Task to carry out
Gather each line of the entries below that includes "Модель".

Stored data entries
>>

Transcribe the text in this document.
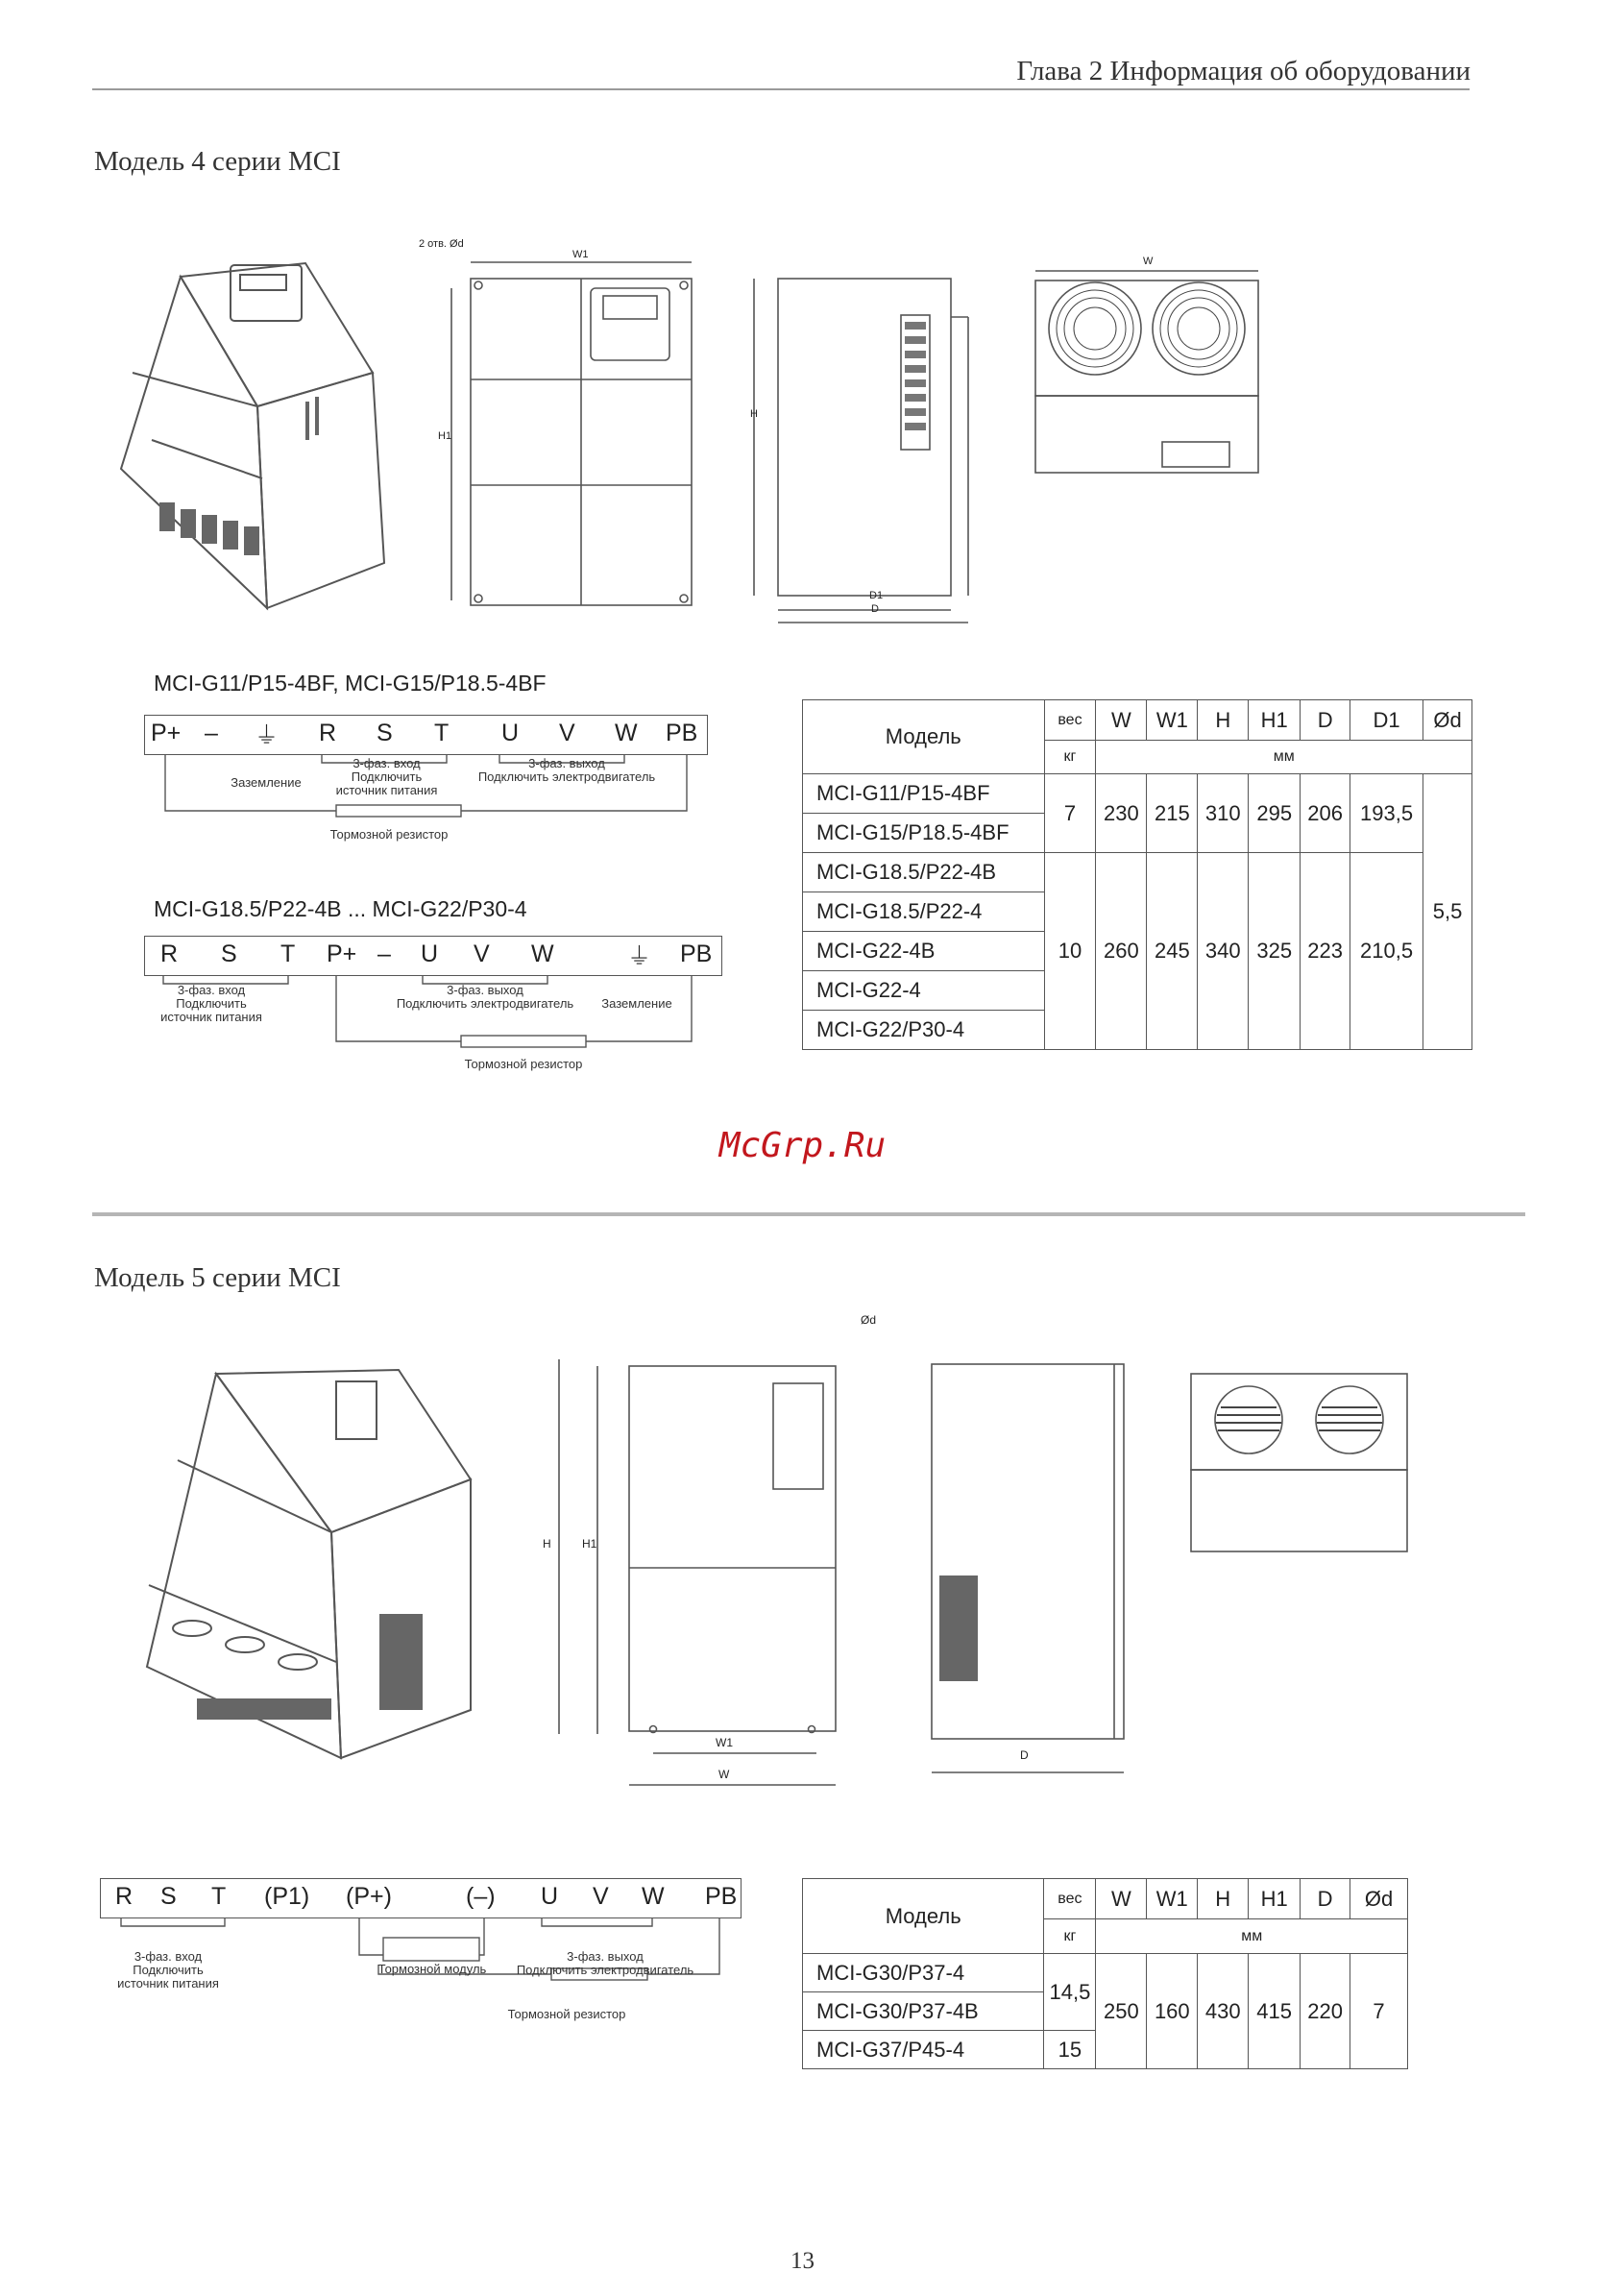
Глава 2 Информация об оборудовании
Модель 4 серии MCI
2 отв. Ød
W1
H1
H
D1
D
W
MCI-G11/P15-4BF, MCI-G15/P18.5-4BF
P+ – ⏚ R S T U V W PB
Заземление
3-фаз. вход
Подключить
источник питания
3-фаз. выход
Подключить электродвигатель
Тормозной резистор
MCI-G18.5/P22-4B ... MCI-G22/P30-4
R S T P+ – U V W	⏚ PB
3-фаз. вход
Подключить
источник питания
3-фаз. выход
Подключить электродвигатель	Заземление
Тормозной резистор
Модель	вес	W	W1	H	H1	D	D1	Ød
	кг	мм						
MCI-G11/P15-4BF	7	230	215	310	295	206	193,5	5,5
MCI-G15/P18.5-4BF								
MCI-G18.5/P22-4B	10	260	245	340	325	223	210,5	
MCI-G18.5/P22-4								
MCI-G22-4B								
MCI-G22-4								
MCI-G22/P30-4								
McGrp.Ru
Модель 5 серии MCI
Ød
H	H1
W1
W
D
R S T (P1) (P+)	(–) U V W PB
3-фаз. вход
Подключить
источник питания
Тормозной модуль
3-фаз. выход
Подключить электродвигатель
Тормозной резистор
Модель	вес	W	W1	H	H1	D	Ød
	кг	мм					
MCI-G30/P37-4	14,5	250	160	430	415	220	7
MCI-G30/P37-4B							
MCI-G37/P45-4	15						
13
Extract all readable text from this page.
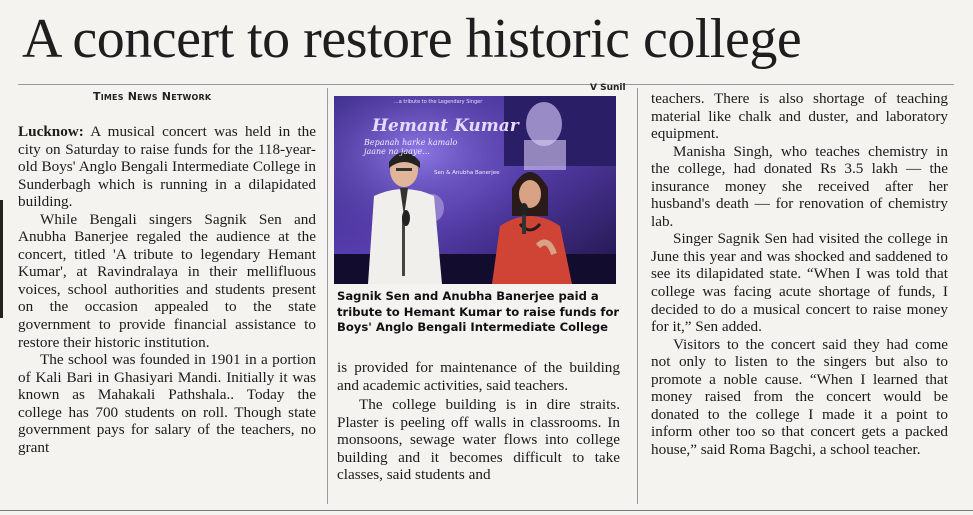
A concert to restore historic college
Times News Network
V Sunil

Lucknow: A musical concert was held in the city on Saturday to raise funds for the 118-year-old Boys' Anglo Bengali Intermediate College in Sunderbagh which is running in a dilapidated building.

While Bengali singers Sagnik Sen and Anubha Banerjee regaled the audience at the concert, titled 'A tribute to legendary Hemant Kumar', at Ravindralaya in their mellifluous voices, school authorities and students present on the occasion appealed to the state government to provide financial assistance to restore their historic institution.

The school was founded in 1901 in a portion of Kali Bari in Ghasiyari Mandi. Initially it was known as Mahakali Pathshala.. Today the college has 700 students on roll. Though state government pays for salary of the teachers, no grant

...a tribute to the Legendary Singer
Hemant Kumar
Bepanah harke kamalo jaane na jaaye...
Sen & Anubha Banerjee
Sagnik Sen and Anubha Banerjee paid a tribute to Hemant Kumar to raise funds for Boys' Anglo Bengali Intermediate College

is provided for maintenance of the building and academic activities, said teachers.

The college building is in dire straits. Plaster is peeling off walls in classrooms. In monsoons, sewage water flows into college building and it becomes difficult to take classes, said students and

teachers. There is also shortage of teaching material like chalk and duster, and laboratory equipment.

Manisha Singh, who teaches chemistry in the college, had donated Rs 3.5 lakh — the insurance money she received after her husband's death — for renovation of chemistry lab.

Singer Sagnik Sen had visited the college in June this year and was shocked and saddened to see its dilapidated state. “When I was told that college was facing acute shortage of funds, I decided to do a musical concert to raise money for it,” Sen added.

Visitors to the concert said they had come not only to listen to the singers but also to promote a noble cause. “When I learned that money raised from the concert would be donated to the college I made it a point to inform other too so that concert gets a packed house,” said Roma Bagchi, a school teacher.
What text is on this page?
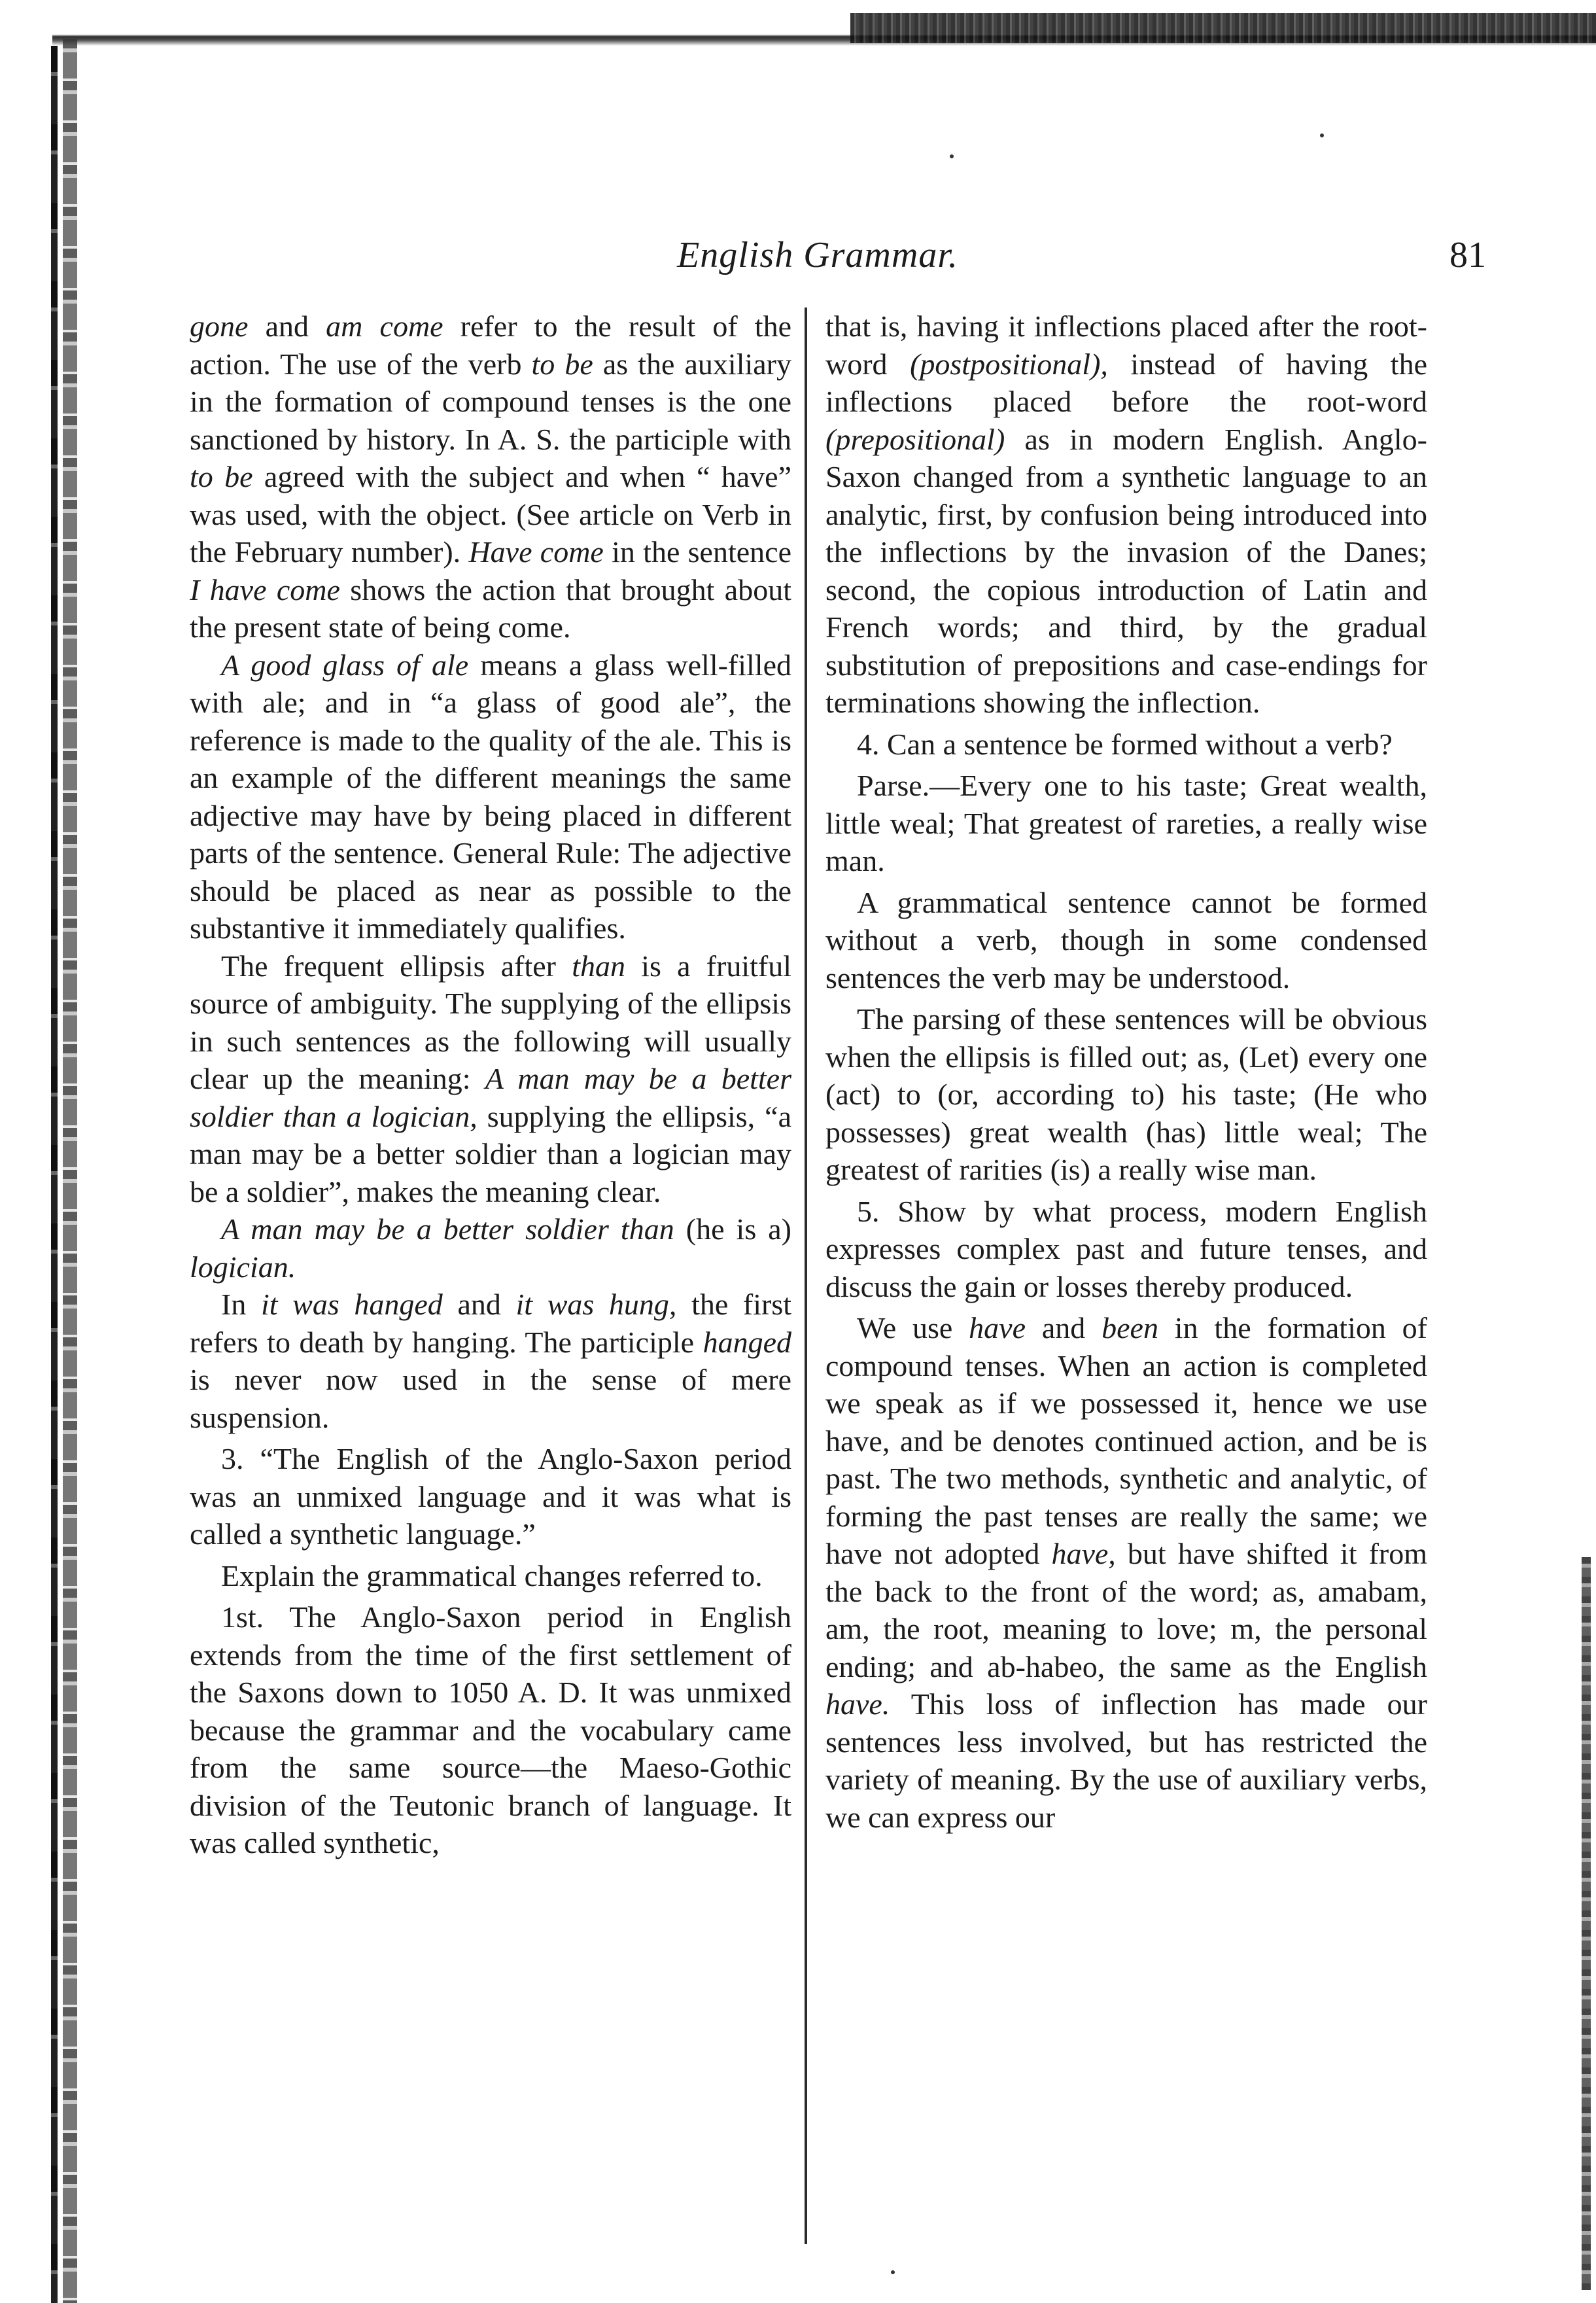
English Grammar.	81

gone and am come refer to the result of the action. The use of the verb to be as the auxiliary in the formation of compound tenses is the one sanctioned by history. In A. S. the participle with to be agreed with the subject and when “ have” was used, with the object. (See article on Verb in the February number). Have come in the sentence I have come shows the action that brought about the present state of being come.

A good glass of ale means a glass well-filled with ale; and in “a glass of good ale”, the reference is made to the quality of the ale. This is an example of the different meanings the same adjective may have by being placed in different parts of the sentence. General Rule: The adjective should be placed as near as possible to the substantive it immediately qualifies.

The frequent ellipsis after than is a fruitful source of ambiguity. The supplying of the ellipsis in such sentences as the following will usually clear up the meaning: A man may be a better soldier than a logician, supplying the ellipsis, “a man may be a better soldier than a logician may be a soldier”, makes the meaning clear.

A man may be a better soldier than (he is a) logician.

In it was hanged and it was hung, the first refers to death by hanging. The participle hanged is never now used in the sense of mere suspension.

3. “The English of the Anglo-Saxon period was an unmixed language and it was what is called a synthetic language.”

Explain the grammatical changes referred to.

1st. The Anglo-Saxon period in English extends from the time of the first settlement of the Saxons down to 1050 A. D. It was unmixed because the grammar and the vocabulary came from the same source—the Maeso-Gothic division of the Teutonic branch of language. It was called synthetic,

that is, having it inflections placed after the root-word (postpositional), instead of having the inflections placed before the root-word (prepositional) as in modern English. Anglo-Saxon changed from a synthetic language to an analytic, first, by confusion being introduced into the inflections by the invasion of the Danes; second, the copious introduction of Latin and French words; and third, by the gradual substitution of prepositions and case-endings for terminations showing the inflection.

4. Can a sentence be formed without a verb?

Parse.—Every one to his taste; Great wealth, little weal; That greatest of rareties, a really wise man.

A grammatical sentence cannot be formed without a verb, though in some condensed sentences the verb may be understood.

The parsing of these sentences will be obvious when the ellipsis is filled out; as, (Let) every one (act) to (or, according to) his taste; (He who possesses) great wealth (has) little weal; The greatest of rarities (is) a really wise man.

5. Show by what process, modern English expresses complex past and future tenses, and discuss the gain or losses thereby produced.

We use have and been in the formation of compound tenses. When an action is completed we speak as if we possessed it, hence we use have, and be denotes continued action, and be is past. The two methods, synthetic and analytic, of forming the past tenses are really the same; we have not adopted have, but have shifted it from the back to the front of the word; as, amabam, am, the root, meaning to love; m, the personal ending; and ab-habeo, the same as the English have. This loss of inflection has made our sentences less involved, but has restricted the variety of meaning. By the use of auxiliary verbs, we can express our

<<

Correct output
Модель 4 серии MCI
Модель	вес	W	W1	H	H1	D	D1	Ød
Модель 5 серии MCI
Модель	вес	W	W1	H	H1	D	Ød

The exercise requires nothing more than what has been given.